Collect all lines containing the word "Rooted" from the data.

--- start of DATASET EXTRACT ---

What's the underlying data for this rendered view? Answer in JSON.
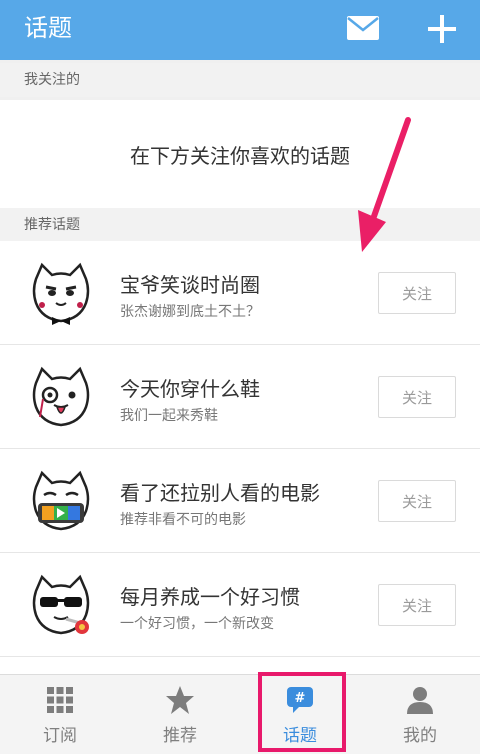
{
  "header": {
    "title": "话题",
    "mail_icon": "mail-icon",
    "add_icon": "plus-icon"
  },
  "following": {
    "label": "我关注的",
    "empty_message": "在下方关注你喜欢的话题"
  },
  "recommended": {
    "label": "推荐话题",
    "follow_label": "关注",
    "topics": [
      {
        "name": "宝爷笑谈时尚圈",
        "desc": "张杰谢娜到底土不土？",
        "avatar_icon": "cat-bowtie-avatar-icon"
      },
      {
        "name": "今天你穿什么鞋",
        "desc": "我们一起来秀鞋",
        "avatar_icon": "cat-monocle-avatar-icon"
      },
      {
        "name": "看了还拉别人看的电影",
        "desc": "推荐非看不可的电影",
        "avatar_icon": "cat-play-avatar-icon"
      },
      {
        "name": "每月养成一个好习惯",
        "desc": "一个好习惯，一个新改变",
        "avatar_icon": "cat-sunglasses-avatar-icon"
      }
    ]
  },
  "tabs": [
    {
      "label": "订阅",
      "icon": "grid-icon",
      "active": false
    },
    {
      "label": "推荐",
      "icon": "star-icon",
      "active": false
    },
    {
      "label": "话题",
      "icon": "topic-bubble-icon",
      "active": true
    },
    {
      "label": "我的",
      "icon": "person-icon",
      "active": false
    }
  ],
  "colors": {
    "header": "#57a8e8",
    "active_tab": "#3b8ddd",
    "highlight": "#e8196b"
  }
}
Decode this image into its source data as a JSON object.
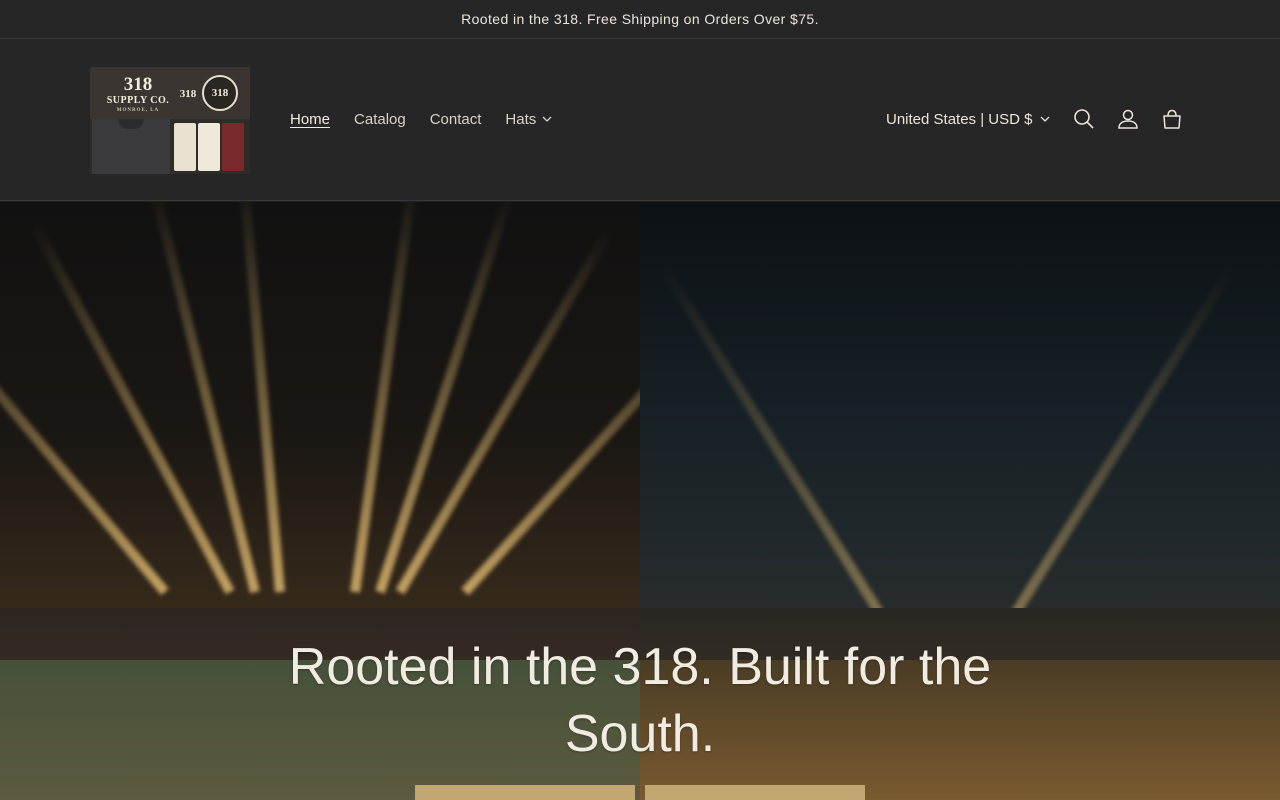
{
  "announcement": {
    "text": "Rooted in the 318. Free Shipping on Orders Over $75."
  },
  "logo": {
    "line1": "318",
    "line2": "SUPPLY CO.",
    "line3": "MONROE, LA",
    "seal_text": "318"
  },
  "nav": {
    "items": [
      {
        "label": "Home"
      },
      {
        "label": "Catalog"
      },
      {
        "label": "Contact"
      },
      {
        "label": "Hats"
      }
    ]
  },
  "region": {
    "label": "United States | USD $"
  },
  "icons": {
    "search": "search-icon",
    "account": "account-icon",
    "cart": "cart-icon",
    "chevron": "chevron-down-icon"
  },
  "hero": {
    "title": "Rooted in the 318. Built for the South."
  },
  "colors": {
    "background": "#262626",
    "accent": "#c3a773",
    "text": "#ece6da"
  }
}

--- end of DATASET EXTRACT ---

= WORKED SOLUTION =
    "text": "Rooted in the 318. Free Shipping on Orders Over $75."
    "title": "Rooted in the 318. Built for the South."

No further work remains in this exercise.